Extracts from a graphics dataset
*****
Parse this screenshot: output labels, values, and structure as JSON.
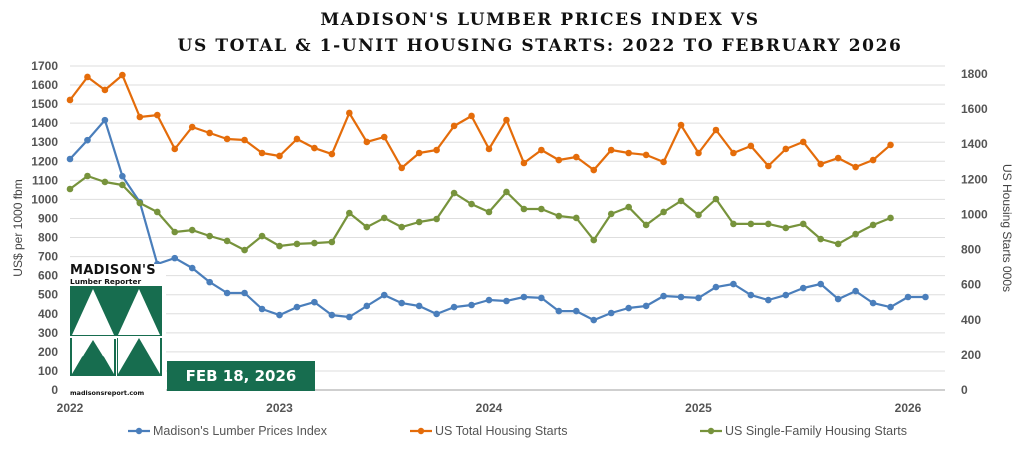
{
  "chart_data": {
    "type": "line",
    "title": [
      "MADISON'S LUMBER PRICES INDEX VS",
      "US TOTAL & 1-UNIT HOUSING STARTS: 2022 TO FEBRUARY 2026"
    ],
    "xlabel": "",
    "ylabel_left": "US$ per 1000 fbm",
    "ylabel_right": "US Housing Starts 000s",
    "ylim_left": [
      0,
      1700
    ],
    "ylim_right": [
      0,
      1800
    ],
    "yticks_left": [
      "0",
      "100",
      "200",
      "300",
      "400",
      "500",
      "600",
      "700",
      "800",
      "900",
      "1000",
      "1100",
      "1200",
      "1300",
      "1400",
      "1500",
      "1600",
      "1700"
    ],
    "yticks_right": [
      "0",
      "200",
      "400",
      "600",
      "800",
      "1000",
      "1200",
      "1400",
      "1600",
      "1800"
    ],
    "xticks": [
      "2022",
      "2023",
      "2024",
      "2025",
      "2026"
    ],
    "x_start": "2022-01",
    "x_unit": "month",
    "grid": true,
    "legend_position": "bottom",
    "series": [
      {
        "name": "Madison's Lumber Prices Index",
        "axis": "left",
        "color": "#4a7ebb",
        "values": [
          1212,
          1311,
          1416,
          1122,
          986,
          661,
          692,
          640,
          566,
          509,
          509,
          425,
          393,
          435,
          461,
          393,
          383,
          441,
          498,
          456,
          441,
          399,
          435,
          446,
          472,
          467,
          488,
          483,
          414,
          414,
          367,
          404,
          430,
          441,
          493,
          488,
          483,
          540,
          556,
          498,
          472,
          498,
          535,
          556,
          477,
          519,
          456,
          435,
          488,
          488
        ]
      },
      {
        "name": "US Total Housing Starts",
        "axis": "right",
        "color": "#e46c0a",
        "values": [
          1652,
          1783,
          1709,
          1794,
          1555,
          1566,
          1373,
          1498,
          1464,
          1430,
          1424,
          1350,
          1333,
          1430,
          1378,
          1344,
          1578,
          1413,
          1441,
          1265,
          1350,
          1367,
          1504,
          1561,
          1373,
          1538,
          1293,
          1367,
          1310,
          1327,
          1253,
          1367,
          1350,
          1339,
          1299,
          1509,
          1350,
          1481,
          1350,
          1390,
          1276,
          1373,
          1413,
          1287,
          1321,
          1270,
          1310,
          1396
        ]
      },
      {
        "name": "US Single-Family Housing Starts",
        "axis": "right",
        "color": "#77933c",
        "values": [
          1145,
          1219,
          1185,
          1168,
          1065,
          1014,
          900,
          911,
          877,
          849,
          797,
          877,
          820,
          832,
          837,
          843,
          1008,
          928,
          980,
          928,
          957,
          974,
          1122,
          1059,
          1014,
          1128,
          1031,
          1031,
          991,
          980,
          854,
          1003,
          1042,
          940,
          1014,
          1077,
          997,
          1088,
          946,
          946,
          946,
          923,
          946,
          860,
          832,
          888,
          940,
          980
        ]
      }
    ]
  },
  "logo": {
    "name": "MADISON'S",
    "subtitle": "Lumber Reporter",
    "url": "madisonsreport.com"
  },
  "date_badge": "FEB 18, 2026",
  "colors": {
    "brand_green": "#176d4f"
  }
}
*****
* WRITTEN PROBLEM *
Repeat each line of the records above exactly, but do not copy the pictures.

* CORRECT RESPONSE *
Parse this screenshot: output labels, values, and structure as JSON.
{
  "chart_data": {
    "type": "line",
    "title": [
      "MADISON'S LUMBER PRICES INDEX VS",
      "US TOTAL & 1-UNIT HOUSING STARTS: 2022 TO FEBRUARY 2026"
    ],
    "xlabel": "",
    "ylabel_left": "US$ per 1000 fbm",
    "ylabel_right": "US Housing Starts 000s",
    "ylim_left": [
      0,
      1700
    ],
    "ylim_right": [
      0,
      1800
    ],
    "yticks_left": [
      "0",
      "100",
      "200",
      "300",
      "400",
      "500",
      "600",
      "700",
      "800",
      "900",
      "1000",
      "1100",
      "1200",
      "1300",
      "1400",
      "1500",
      "1600",
      "1700"
    ],
    "yticks_right": [
      "0",
      "200",
      "400",
      "600",
      "800",
      "1000",
      "1200",
      "1400",
      "1600",
      "1800"
    ],
    "xticks": [
      "2022",
      "2023",
      "2024",
      "2025",
      "2026"
    ],
    "x_start": "2022-01",
    "x_unit": "month",
    "grid": true,
    "legend_position": "bottom",
    "series": [
      {
        "name": "Madison's Lumber Prices Index",
        "axis": "left",
        "color": "#4a7ebb",
        "values": [
          1212,
          1311,
          1416,
          1122,
          986,
          661,
          692,
          640,
          566,
          509,
          509,
          425,
          393,
          435,
          461,
          393,
          383,
          441,
          498,
          456,
          441,
          399,
          435,
          446,
          472,
          467,
          488,
          483,
          414,
          414,
          367,
          404,
          430,
          441,
          493,
          488,
          483,
          540,
          556,
          498,
          472,
          498,
          535,
          556,
          477,
          519,
          456,
          435,
          488,
          488
        ]
      },
      {
        "name": "US Total Housing Starts",
        "axis": "right",
        "color": "#e46c0a",
        "values": [
          1652,
          1783,
          1709,
          1794,
          1555,
          1566,
          1373,
          1498,
          1464,
          1430,
          1424,
          1350,
          1333,
          1430,
          1378,
          1344,
          1578,
          1413,
          1441,
          1265,
          1350,
          1367,
          1504,
          1561,
          1373,
          1538,
          1293,
          1367,
          1310,
          1327,
          1253,
          1367,
          1350,
          1339,
          1299,
          1509,
          1350,
          1481,
          1350,
          1390,
          1276,
          1373,
          1413,
          1287,
          1321,
          1270,
          1310,
          1396
        ]
      },
      {
        "name": "US Single-Family Housing Starts",
        "axis": "right",
        "color": "#77933c",
        "values": [
          1145,
          1219,
          1185,
          1168,
          1065,
          1014,
          900,
          911,
          877,
          849,
          797,
          877,
          820,
          832,
          837,
          843,
          1008,
          928,
          980,
          928,
          957,
          974,
          1122,
          1059,
          1014,
          1128,
          1031,
          1031,
          991,
          980,
          854,
          1003,
          1042,
          940,
          1014,
          1077,
          997,
          1088,
          946,
          946,
          946,
          923,
          946,
          860,
          832,
          888,
          940,
          980
        ]
      }
    ]
  },
  "logo": {
    "name": "MADISON'S",
    "subtitle": "Lumber Reporter",
    "url": "madisonsreport.com"
  },
  "date_badge": "FEB 18, 2026",
  "colors": {
    "brand_green": "#176d4f"
  }
}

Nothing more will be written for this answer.